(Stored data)
§ §

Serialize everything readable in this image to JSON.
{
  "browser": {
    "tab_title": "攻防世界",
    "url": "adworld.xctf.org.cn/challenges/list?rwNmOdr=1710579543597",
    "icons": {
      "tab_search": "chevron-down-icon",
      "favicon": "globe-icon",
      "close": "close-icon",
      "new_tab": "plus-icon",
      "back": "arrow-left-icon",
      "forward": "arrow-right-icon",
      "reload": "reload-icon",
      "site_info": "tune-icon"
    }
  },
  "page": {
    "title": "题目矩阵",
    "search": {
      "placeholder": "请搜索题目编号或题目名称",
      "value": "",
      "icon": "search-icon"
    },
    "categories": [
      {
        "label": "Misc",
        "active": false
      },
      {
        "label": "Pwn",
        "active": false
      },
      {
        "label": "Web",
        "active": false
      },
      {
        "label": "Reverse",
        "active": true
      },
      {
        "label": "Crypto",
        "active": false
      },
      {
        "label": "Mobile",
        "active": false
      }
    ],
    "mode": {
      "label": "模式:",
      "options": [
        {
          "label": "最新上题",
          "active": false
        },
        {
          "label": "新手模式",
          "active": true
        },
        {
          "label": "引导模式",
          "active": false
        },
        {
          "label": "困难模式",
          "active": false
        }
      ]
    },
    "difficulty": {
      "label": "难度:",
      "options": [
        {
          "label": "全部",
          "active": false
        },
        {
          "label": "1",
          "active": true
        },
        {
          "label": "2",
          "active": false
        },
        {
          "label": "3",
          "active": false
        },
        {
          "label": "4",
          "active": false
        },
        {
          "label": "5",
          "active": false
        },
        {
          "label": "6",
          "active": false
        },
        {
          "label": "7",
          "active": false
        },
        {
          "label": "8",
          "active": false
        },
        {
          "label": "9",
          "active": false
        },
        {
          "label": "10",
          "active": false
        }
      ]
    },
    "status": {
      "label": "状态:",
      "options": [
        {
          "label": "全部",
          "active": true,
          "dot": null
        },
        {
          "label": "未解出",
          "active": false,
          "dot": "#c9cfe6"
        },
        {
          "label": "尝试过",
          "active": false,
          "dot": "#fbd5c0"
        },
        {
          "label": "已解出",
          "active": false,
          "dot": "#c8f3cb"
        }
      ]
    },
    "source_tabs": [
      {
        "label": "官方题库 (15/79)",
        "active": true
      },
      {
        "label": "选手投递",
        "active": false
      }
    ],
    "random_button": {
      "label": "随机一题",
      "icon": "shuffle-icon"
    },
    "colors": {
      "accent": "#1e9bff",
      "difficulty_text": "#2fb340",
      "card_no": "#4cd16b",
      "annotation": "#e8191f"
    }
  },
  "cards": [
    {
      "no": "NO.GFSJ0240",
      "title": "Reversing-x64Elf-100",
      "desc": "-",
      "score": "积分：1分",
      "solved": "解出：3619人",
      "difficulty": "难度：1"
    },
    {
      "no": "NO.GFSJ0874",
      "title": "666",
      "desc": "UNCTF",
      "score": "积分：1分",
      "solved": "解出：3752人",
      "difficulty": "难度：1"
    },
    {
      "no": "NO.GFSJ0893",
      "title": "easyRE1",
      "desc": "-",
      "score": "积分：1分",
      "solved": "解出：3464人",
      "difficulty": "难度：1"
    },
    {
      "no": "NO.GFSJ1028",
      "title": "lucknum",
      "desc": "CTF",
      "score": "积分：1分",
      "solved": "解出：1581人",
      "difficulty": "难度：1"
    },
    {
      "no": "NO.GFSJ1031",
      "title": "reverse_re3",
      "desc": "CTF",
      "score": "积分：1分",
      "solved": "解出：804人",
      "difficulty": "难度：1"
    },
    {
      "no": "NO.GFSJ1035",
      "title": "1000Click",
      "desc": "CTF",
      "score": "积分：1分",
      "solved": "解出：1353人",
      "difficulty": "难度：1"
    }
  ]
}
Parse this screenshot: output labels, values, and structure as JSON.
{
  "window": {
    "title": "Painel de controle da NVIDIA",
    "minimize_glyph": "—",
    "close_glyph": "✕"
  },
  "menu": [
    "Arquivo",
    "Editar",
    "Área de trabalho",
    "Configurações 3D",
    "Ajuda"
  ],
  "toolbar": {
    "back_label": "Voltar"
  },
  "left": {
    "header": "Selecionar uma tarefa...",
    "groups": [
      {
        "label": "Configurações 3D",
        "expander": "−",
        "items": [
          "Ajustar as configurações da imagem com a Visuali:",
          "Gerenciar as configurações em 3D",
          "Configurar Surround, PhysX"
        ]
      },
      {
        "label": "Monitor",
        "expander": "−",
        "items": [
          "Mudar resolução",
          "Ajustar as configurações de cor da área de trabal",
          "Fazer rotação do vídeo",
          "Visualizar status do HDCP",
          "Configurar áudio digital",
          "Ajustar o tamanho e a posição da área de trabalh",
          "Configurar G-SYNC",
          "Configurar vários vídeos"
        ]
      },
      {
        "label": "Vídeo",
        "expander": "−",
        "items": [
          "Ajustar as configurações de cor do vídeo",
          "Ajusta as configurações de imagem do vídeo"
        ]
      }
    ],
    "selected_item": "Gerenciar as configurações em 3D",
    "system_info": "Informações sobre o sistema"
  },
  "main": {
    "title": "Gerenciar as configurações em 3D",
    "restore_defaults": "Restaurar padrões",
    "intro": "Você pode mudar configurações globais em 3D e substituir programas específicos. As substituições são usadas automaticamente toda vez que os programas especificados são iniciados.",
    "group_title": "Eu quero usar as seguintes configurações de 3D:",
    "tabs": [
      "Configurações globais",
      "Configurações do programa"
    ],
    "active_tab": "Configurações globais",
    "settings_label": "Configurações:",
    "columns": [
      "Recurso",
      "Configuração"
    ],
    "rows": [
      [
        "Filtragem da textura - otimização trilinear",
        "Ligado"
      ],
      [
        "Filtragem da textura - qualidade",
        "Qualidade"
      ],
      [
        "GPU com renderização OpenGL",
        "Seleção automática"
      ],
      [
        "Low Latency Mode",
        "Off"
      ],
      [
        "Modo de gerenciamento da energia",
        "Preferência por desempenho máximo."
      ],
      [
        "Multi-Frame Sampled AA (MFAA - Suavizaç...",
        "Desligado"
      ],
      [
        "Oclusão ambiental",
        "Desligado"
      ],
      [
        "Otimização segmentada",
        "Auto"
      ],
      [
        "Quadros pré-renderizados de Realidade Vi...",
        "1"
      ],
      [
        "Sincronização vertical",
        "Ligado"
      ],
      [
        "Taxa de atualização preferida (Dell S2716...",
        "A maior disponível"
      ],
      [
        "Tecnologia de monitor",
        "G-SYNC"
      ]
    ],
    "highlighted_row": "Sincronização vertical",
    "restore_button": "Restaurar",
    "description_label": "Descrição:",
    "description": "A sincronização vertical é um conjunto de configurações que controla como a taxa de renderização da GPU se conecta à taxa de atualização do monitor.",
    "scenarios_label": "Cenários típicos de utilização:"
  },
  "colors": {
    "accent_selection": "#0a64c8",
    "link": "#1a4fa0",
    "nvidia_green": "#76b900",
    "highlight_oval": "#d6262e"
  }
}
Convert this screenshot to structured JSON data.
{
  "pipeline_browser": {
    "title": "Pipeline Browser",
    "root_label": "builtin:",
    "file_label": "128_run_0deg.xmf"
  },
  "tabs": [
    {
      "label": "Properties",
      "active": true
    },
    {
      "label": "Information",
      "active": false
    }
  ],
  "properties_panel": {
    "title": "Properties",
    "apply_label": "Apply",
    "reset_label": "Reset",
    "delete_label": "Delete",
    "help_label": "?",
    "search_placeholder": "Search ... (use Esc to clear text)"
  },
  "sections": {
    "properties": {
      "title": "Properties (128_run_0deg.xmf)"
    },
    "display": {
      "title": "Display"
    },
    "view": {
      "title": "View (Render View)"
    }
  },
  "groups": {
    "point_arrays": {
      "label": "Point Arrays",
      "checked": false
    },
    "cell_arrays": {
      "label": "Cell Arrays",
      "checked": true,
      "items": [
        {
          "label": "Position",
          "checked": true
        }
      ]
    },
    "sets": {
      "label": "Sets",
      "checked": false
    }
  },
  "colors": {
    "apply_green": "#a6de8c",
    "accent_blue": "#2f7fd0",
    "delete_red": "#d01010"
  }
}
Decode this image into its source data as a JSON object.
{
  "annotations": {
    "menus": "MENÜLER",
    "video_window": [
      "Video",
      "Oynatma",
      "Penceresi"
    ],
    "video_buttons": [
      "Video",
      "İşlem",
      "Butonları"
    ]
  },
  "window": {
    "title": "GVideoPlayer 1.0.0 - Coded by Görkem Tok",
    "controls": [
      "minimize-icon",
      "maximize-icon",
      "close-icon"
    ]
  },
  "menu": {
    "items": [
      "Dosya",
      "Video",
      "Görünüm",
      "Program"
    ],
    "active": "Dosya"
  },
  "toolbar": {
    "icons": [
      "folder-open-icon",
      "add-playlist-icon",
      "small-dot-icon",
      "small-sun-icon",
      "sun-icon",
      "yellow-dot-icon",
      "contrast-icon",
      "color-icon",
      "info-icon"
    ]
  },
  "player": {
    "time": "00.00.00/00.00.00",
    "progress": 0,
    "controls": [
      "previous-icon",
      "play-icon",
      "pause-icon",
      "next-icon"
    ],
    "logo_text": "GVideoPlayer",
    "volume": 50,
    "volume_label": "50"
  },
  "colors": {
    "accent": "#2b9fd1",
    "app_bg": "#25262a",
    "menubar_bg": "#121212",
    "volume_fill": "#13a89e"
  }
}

§ §

• Task brief: Which lines run from the one containing "Decode this image" to the end of the entries above? Quote exactly those, and only those.

• Output for this task:
Decode this image into its source data as a JSON object.
{
  "annotations": {
    "menus": "MENÜLER",
    "video_window": [
      "Video",
      "Oynatma",
      "Penceresi"
    ],
    "video_buttons": [
      "Video",
      "İşlem",
      "Butonları"
    ]
  },
  "window": {
    "title": "GVideoPlayer 1.0.0 - Coded by Görkem Tok",
    "controls": [
      "minimize-icon",
      "maximize-icon",
      "close-icon"
    ]
  },
  "menu": {
    "items": [
      "Dosya",
      "Video",
      "Görünüm",
      "Program"
    ],
    "active": "Dosya"
  },
  "toolbar": {
    "icons": [
      "folder-open-icon",
      "add-playlist-icon",
      "small-dot-icon",
      "small-sun-icon",
      "sun-icon",
      "yellow-dot-icon",
      "contrast-icon",
      "color-icon",
      "info-icon"
    ]
  },
  "player": {
    "time": "00.00.00/00.00.00",
    "progress": 0,
    "controls": [
      "previous-icon",
      "play-icon",
      "pause-icon",
      "next-icon"
    ],
    "logo_text": "GVideoPlayer",
    "volume": 50,
    "volume_label": "50"
  },
  "colors": {
    "accent": "#2b9fd1",
    "app_bg": "#25262a",
    "menubar_bg": "#121212",
    "volume_fill": "#13a89e"
  }
}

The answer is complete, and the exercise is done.